▸ What you have to do
Reproduce the listing below in full and without alteration, apart from its pictures.

Start

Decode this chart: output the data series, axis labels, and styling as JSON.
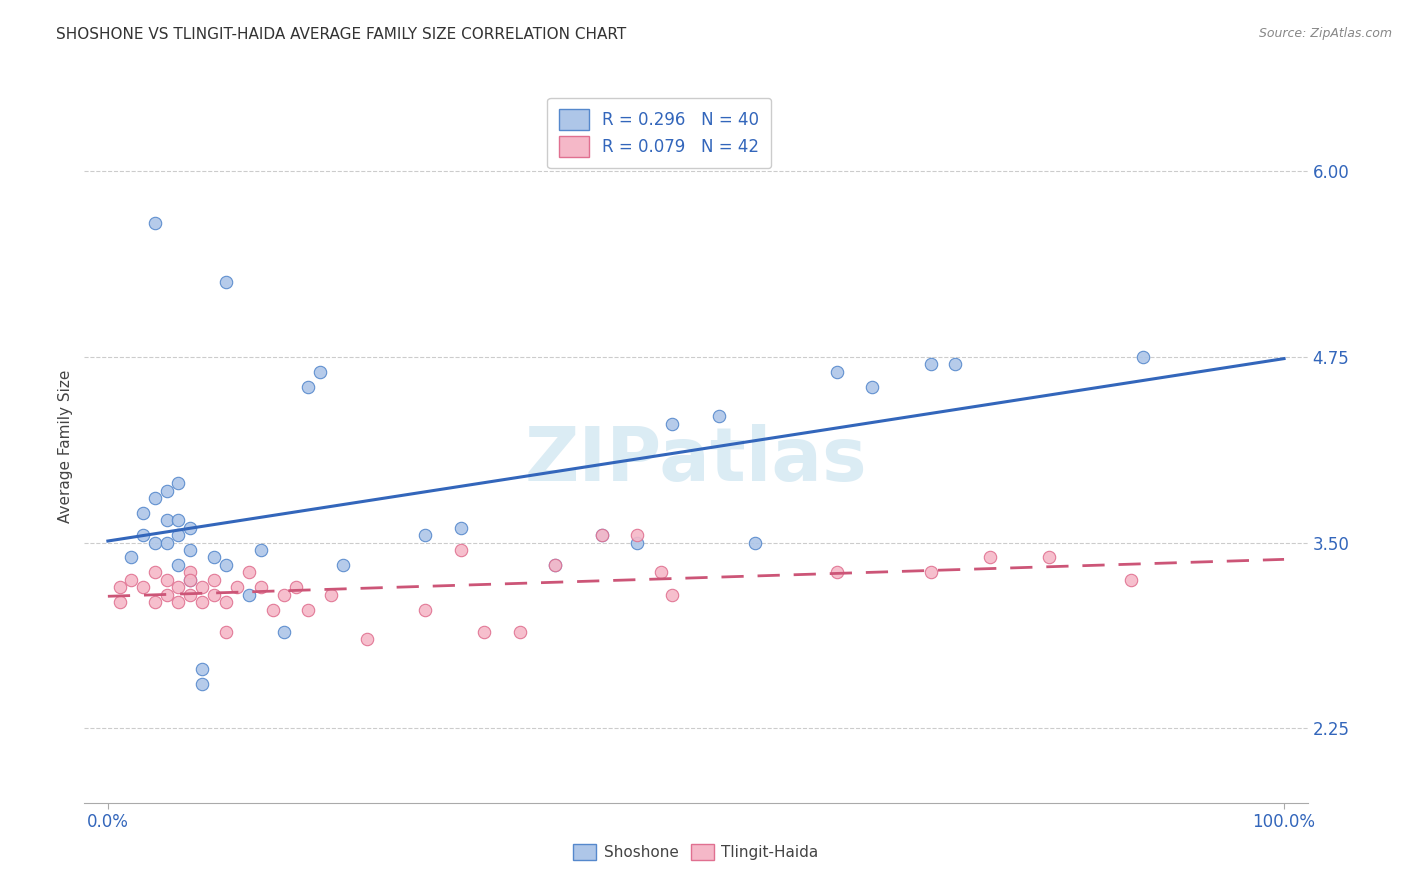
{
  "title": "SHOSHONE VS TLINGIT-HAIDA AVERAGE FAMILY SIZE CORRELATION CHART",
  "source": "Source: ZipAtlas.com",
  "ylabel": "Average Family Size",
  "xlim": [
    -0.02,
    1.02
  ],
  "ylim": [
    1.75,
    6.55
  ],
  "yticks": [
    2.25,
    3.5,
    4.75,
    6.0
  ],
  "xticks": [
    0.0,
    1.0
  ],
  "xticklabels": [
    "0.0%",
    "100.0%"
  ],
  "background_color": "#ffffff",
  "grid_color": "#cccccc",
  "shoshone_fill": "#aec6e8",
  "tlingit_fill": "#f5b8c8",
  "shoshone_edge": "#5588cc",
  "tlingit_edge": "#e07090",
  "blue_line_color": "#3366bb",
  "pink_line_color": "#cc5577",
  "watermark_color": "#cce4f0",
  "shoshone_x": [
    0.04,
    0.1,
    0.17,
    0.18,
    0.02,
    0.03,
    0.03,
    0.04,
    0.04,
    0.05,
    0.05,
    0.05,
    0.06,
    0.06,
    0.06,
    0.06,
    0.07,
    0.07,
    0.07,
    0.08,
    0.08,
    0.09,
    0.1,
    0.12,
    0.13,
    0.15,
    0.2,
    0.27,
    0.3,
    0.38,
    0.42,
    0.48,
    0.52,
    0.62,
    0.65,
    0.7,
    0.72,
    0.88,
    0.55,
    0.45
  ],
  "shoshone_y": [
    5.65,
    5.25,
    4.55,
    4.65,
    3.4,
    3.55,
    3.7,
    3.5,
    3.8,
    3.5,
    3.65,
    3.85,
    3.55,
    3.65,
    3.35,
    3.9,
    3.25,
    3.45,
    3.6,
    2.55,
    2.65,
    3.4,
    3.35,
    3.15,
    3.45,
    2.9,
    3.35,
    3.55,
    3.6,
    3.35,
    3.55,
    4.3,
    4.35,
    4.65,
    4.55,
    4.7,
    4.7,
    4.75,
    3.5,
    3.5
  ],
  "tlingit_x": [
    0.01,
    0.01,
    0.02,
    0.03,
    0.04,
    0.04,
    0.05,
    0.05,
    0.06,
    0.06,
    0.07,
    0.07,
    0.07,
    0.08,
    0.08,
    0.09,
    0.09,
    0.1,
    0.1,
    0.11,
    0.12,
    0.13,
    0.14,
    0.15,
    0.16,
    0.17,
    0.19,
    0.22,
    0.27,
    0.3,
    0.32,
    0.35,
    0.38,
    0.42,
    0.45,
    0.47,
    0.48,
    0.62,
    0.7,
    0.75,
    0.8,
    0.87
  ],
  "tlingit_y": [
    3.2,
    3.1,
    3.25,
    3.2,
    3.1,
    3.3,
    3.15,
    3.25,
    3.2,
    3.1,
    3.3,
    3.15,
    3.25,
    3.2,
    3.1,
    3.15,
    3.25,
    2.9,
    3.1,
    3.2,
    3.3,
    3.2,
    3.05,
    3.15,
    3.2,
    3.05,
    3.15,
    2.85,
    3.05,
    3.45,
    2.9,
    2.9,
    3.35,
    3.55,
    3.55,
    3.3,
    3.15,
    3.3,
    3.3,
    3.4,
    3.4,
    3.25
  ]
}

End

▸ Solved problem
Decode this chart: output the data series, axis labels, and styling as JSON.
{
  "title": "SHOSHONE VS TLINGIT-HAIDA AVERAGE FAMILY SIZE CORRELATION CHART",
  "source": "Source: ZipAtlas.com",
  "ylabel": "Average Family Size",
  "xlim": [
    -0.02,
    1.02
  ],
  "ylim": [
    1.75,
    6.55
  ],
  "yticks": [
    2.25,
    3.5,
    4.75,
    6.0
  ],
  "xticks": [
    0.0,
    1.0
  ],
  "xticklabels": [
    "0.0%",
    "100.0%"
  ],
  "background_color": "#ffffff",
  "grid_color": "#cccccc",
  "shoshone_fill": "#aec6e8",
  "tlingit_fill": "#f5b8c8",
  "shoshone_edge": "#5588cc",
  "tlingit_edge": "#e07090",
  "blue_line_color": "#3366bb",
  "pink_line_color": "#cc5577",
  "watermark_color": "#cce4f0",
  "shoshone_x": [
    0.04,
    0.1,
    0.17,
    0.18,
    0.02,
    0.03,
    0.03,
    0.04,
    0.04,
    0.05,
    0.05,
    0.05,
    0.06,
    0.06,
    0.06,
    0.06,
    0.07,
    0.07,
    0.07,
    0.08,
    0.08,
    0.09,
    0.1,
    0.12,
    0.13,
    0.15,
    0.2,
    0.27,
    0.3,
    0.38,
    0.42,
    0.48,
    0.52,
    0.62,
    0.65,
    0.7,
    0.72,
    0.88,
    0.55,
    0.45
  ],
  "shoshone_y": [
    5.65,
    5.25,
    4.55,
    4.65,
    3.4,
    3.55,
    3.7,
    3.5,
    3.8,
    3.5,
    3.65,
    3.85,
    3.55,
    3.65,
    3.35,
    3.9,
    3.25,
    3.45,
    3.6,
    2.55,
    2.65,
    3.4,
    3.35,
    3.15,
    3.45,
    2.9,
    3.35,
    3.55,
    3.6,
    3.35,
    3.55,
    4.3,
    4.35,
    4.65,
    4.55,
    4.7,
    4.7,
    4.75,
    3.5,
    3.5
  ],
  "tlingit_x": [
    0.01,
    0.01,
    0.02,
    0.03,
    0.04,
    0.04,
    0.05,
    0.05,
    0.06,
    0.06,
    0.07,
    0.07,
    0.07,
    0.08,
    0.08,
    0.09,
    0.09,
    0.1,
    0.1,
    0.11,
    0.12,
    0.13,
    0.14,
    0.15,
    0.16,
    0.17,
    0.19,
    0.22,
    0.27,
    0.3,
    0.32,
    0.35,
    0.38,
    0.42,
    0.45,
    0.47,
    0.48,
    0.62,
    0.7,
    0.75,
    0.8,
    0.87
  ],
  "tlingit_y": [
    3.2,
    3.1,
    3.25,
    3.2,
    3.1,
    3.3,
    3.15,
    3.25,
    3.2,
    3.1,
    3.3,
    3.15,
    3.25,
    3.2,
    3.1,
    3.15,
    3.25,
    2.9,
    3.1,
    3.2,
    3.3,
    3.2,
    3.05,
    3.15,
    3.2,
    3.05,
    3.15,
    2.85,
    3.05,
    3.45,
    2.9,
    2.9,
    3.35,
    3.55,
    3.55,
    3.3,
    3.15,
    3.3,
    3.3,
    3.4,
    3.4,
    3.25
  ]
}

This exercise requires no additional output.